Your assignment:
The reply must repeat the listing below exactly and carry none of its pictures.

Dataset content:
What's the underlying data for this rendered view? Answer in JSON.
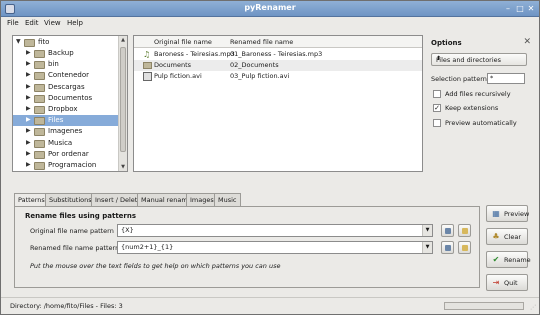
{
  "window": {
    "title": "pyRenamer"
  },
  "menubar": [
    "File",
    "Edit",
    "View",
    "Help"
  ],
  "tree": {
    "root": "fito",
    "items": [
      {
        "label": "Backup",
        "selected": false
      },
      {
        "label": "bin",
        "selected": false
      },
      {
        "label": "Contenedor",
        "selected": false
      },
      {
        "label": "Descargas",
        "selected": false
      },
      {
        "label": "Documentos",
        "selected": false
      },
      {
        "label": "Dropbox",
        "selected": false
      },
      {
        "label": "Files",
        "selected": true
      },
      {
        "label": "Imagenes",
        "selected": false
      },
      {
        "label": "Musica",
        "selected": false
      },
      {
        "label": "Por ordenar",
        "selected": false
      },
      {
        "label": "Programacion",
        "selected": false
      }
    ]
  },
  "files": {
    "columns": [
      "Original file name",
      "Renamed file name"
    ],
    "rows": [
      {
        "icon": "music-file-icon",
        "original": "Baroness - Teiresias.mp3",
        "renamed": "01_Baroness - Teiresias.mp3"
      },
      {
        "icon": "folder-icon",
        "original": "Documents",
        "renamed": "02_Documents"
      },
      {
        "icon": "video-file-icon",
        "original": "Pulp fiction.avi",
        "renamed": "03_Pulp fiction.avi"
      }
    ]
  },
  "options": {
    "title": "Options",
    "mode": "Files and directories",
    "selection_pattern_label": "Selection pattern",
    "selection_pattern_value": "*",
    "add_recursive": {
      "label": "Add files recursively",
      "checked": false
    },
    "keep_extensions": {
      "label": "Keep extensions",
      "checked": true
    },
    "preview_auto": {
      "label": "Preview automatically",
      "checked": false
    }
  },
  "tabs": [
    "Patterns",
    "Substitutions",
    "Insert / Delete",
    "Manual rename",
    "Images",
    "Music"
  ],
  "patterns": {
    "title": "Rename files using patterns",
    "original_label": "Original file name pattern",
    "original_value": "{X}",
    "renamed_label": "Renamed file name pattern",
    "renamed_value": "{num2+1}_{1}",
    "hint": "Put the mouse over the text fields to get help on which patterns you can use"
  },
  "actions": {
    "preview": "Preview",
    "clear": "Clear",
    "rename": "Rename",
    "quit": "Quit"
  },
  "statusbar": {
    "text": "Directory: /home/fito/Files - Files: 3"
  },
  "colors": {
    "selection": "#86abd9",
    "titlebar": "#7a9dcb"
  }
}
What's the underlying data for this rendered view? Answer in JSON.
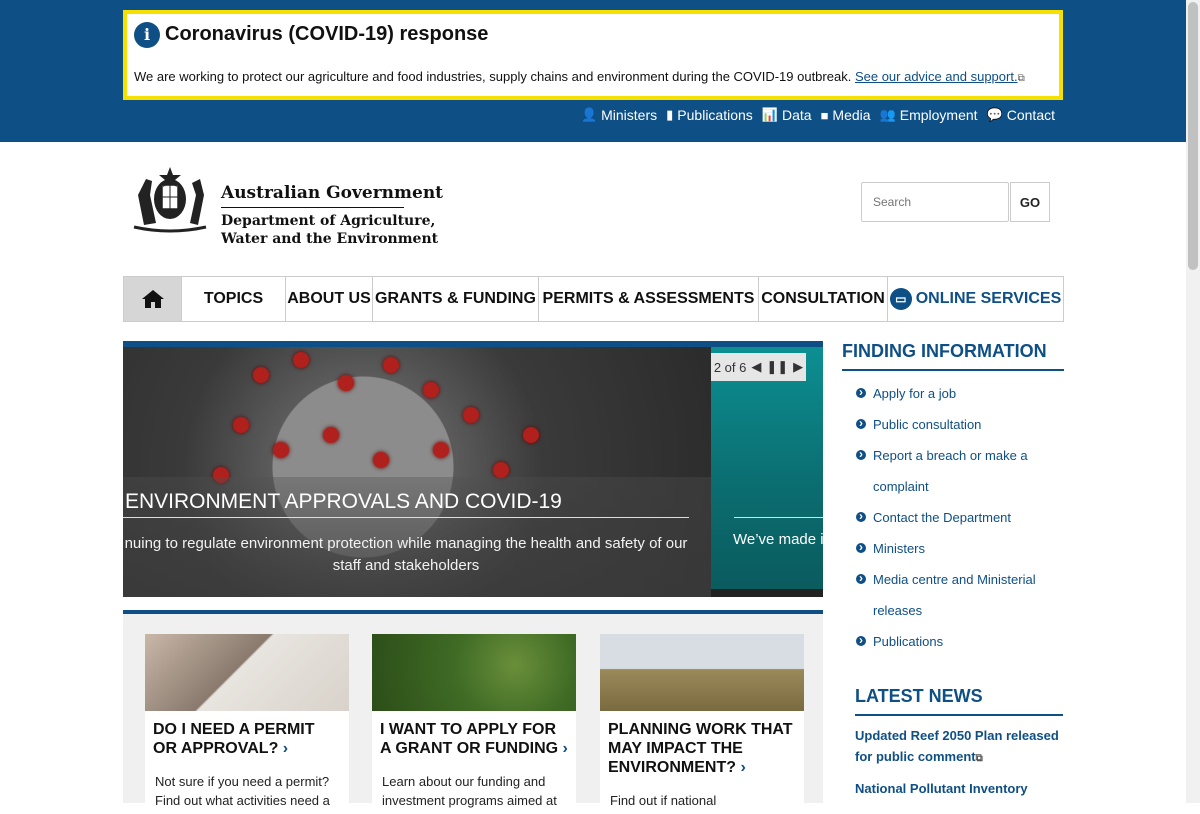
{
  "covid_banner": {
    "info_icon": "info-icon",
    "title": "Coronavirus (COVID-19) response",
    "body": "We are working to protect our agriculture and food industries, supply chains and environment during the COVID-19 outbreak.",
    "link": "See our advice and support."
  },
  "utility_nav": [
    {
      "label": "Ministers",
      "icon": "user-icon"
    },
    {
      "label": "Publications",
      "icon": "book-icon"
    },
    {
      "label": "Data",
      "icon": "bar-chart-icon"
    },
    {
      "label": "Media",
      "icon": "video-camera-icon"
    },
    {
      "label": "Employment",
      "icon": "users-icon"
    },
    {
      "label": "Contact",
      "icon": "speech-bubble-icon"
    }
  ],
  "logo": {
    "line1": "Australian Government",
    "line2": "Department of Agriculture,",
    "line3": "Water and the Environment"
  },
  "search": {
    "placeholder": "Search",
    "button": "GO"
  },
  "main_nav": [
    "TOPICS",
    "ABOUT US",
    "GRANTS & FUNDING",
    "PERMITS & ASSESSMENTS",
    "CONSULTATION",
    "ONLINE SERVICES"
  ],
  "slider": {
    "counter": "2 of 6",
    "slide_title": "ENVIRONMENT APPROVALS AND COVID-19",
    "slide_text": "nuing to regulate environment protection while managing the health and safety of our staff and stakeholders",
    "next_slide_text": "We’ve made i"
  },
  "cards": [
    {
      "title": "DO I NEED A PERMIT OR APPROVAL?",
      "text": "Not sure if you need a permit? Find out what activities need a"
    },
    {
      "title": "I WANT TO APPLY FOR A GRANT OR FUNDING",
      "text": "Learn about our funding and investment programs aimed at"
    },
    {
      "title": "PLANNING WORK THAT MAY IMPACT THE ENVIRONMENT?",
      "text": "Find out if national"
    }
  ],
  "finding_information": {
    "heading": "FINDING INFORMATION",
    "links": [
      "Apply for a job",
      "Public consultation",
      "Report a breach or make a complaint",
      "Contact the Department",
      "Ministers",
      "Media centre and Ministerial releases",
      "Publications"
    ]
  },
  "latest_news": {
    "heading": "LATEST NEWS",
    "items": [
      "Updated Reef 2050 Plan released for public comment",
      "National Pollutant Inventory"
    ]
  },
  "colors": {
    "brand": "#0e4f85",
    "banner_border": "#f5e000",
    "teal": "#0d8f92"
  }
}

Written response:
What's the underlying data for this rendered view? Answer in JSON.
{
  "window": {
    "title": "pyRenamer"
  },
  "menubar": [
    "File",
    "Edit",
    "View",
    "Help"
  ],
  "tree": {
    "root": "fito",
    "items": [
      {
        "label": "Backup",
        "selected": false
      },
      {
        "label": "bin",
        "selected": false
      },
      {
        "label": "Contenedor",
        "selected": false
      },
      {
        "label": "Descargas",
        "selected": false
      },
      {
        "label": "Documentos",
        "selected": false
      },
      {
        "label": "Dropbox",
        "selected": false
      },
      {
        "label": "Files",
        "selected": true
      },
      {
        "label": "Imagenes",
        "selected": false
      },
      {
        "label": "Musica",
        "selected": false
      },
      {
        "label": "Por ordenar",
        "selected": false
      },
      {
        "label": "Programacion",
        "selected": false
      }
    ]
  },
  "files": {
    "columns": [
      "Original file name",
      "Renamed file name"
    ],
    "rows": [
      {
        "icon": "music-file-icon",
        "original": "Baroness - Teiresias.mp3",
        "renamed": "01_Baroness - Teiresias.mp3"
      },
      {
        "icon": "folder-icon",
        "original": "Documents",
        "renamed": "02_Documents"
      },
      {
        "icon": "video-file-icon",
        "original": "Pulp fiction.avi",
        "renamed": "03_Pulp fiction.avi"
      }
    ]
  },
  "options": {
    "title": "Options",
    "mode": "Files and directories",
    "selection_pattern_label": "Selection pattern",
    "selection_pattern_value": "*",
    "add_recursive": {
      "label": "Add files recursively",
      "checked": false
    },
    "keep_extensions": {
      "label": "Keep extensions",
      "checked": true
    },
    "preview_auto": {
      "label": "Preview automatically",
      "checked": false
    }
  },
  "tabs": [
    "Patterns",
    "Substitutions",
    "Insert / Delete",
    "Manual rename",
    "Images",
    "Music"
  ],
  "patterns": {
    "title": "Rename files using patterns",
    "original_label": "Original file name pattern",
    "original_value": "{X}",
    "renamed_label": "Renamed file name pattern",
    "renamed_value": "{num2+1}_{1}",
    "hint": "Put the mouse over the text fields to get help on which patterns you can use"
  },
  "actions": {
    "preview": "Preview",
    "clear": "Clear",
    "rename": "Rename",
    "quit": "Quit"
  },
  "statusbar": {
    "text": "Directory: /home/fito/Files - Files: 3"
  },
  "colors": {
    "selection": "#86abd9",
    "titlebar": "#7a9dcb"
  }
}
What's the underlying data for this rendered view? Answer in JSON.
{
  "covid_banner": {
    "info_icon": "info-icon",
    "title": "Coronavirus (COVID-19) response",
    "body": "We are working to protect our agriculture and food industries, supply chains and environment during the COVID-19 outbreak.",
    "link": "See our advice and support."
  },
  "utility_nav": [
    {
      "label": "Ministers",
      "icon": "user-icon"
    },
    {
      "label": "Publications",
      "icon": "book-icon"
    },
    {
      "label": "Data",
      "icon": "bar-chart-icon"
    },
    {
      "label": "Media",
      "icon": "video-camera-icon"
    },
    {
      "label": "Employment",
      "icon": "users-icon"
    },
    {
      "label": "Contact",
      "icon": "speech-bubble-icon"
    }
  ],
  "logo": {
    "line1": "Australian Government",
    "line2": "Department of Agriculture,",
    "line3": "Water and the Environment"
  },
  "search": {
    "placeholder": "Search",
    "button": "GO"
  },
  "main_nav": [
    "TOPICS",
    "ABOUT US",
    "GRANTS & FUNDING",
    "PERMITS & ASSESSMENTS",
    "CONSULTATION",
    "ONLINE SERVICES"
  ],
  "slider": {
    "counter": "2 of 6",
    "slide_title": "ENVIRONMENT APPROVALS AND COVID-19",
    "slide_text": "nuing to regulate environment protection while managing the health and safety of our staff and stakeholders",
    "next_slide_text": "We’ve made i"
  },
  "cards": [
    {
      "title": "DO I NEED A PERMIT OR APPROVAL?",
      "text": "Not sure if you need a permit? Find out what activities need a"
    },
    {
      "title": "I WANT TO APPLY FOR A GRANT OR FUNDING",
      "text": "Learn about our funding and investment programs aimed at"
    },
    {
      "title": "PLANNING WORK THAT MAY IMPACT THE ENVIRONMENT?",
      "text": "Find out if national"
    }
  ],
  "finding_information": {
    "heading": "FINDING INFORMATION",
    "links": [
      "Apply for a job",
      "Public consultation",
      "Report a breach or make a complaint",
      "Contact the Department",
      "Ministers",
      "Media centre and Ministerial releases",
      "Publications"
    ]
  },
  "latest_news": {
    "heading": "LATEST NEWS",
    "items": [
      "Updated Reef 2050 Plan released for public comment",
      "National Pollutant Inventory"
    ]
  },
  "colors": {
    "brand": "#0e4f85",
    "banner_border": "#f5e000",
    "teal": "#0d8f92"
  }
}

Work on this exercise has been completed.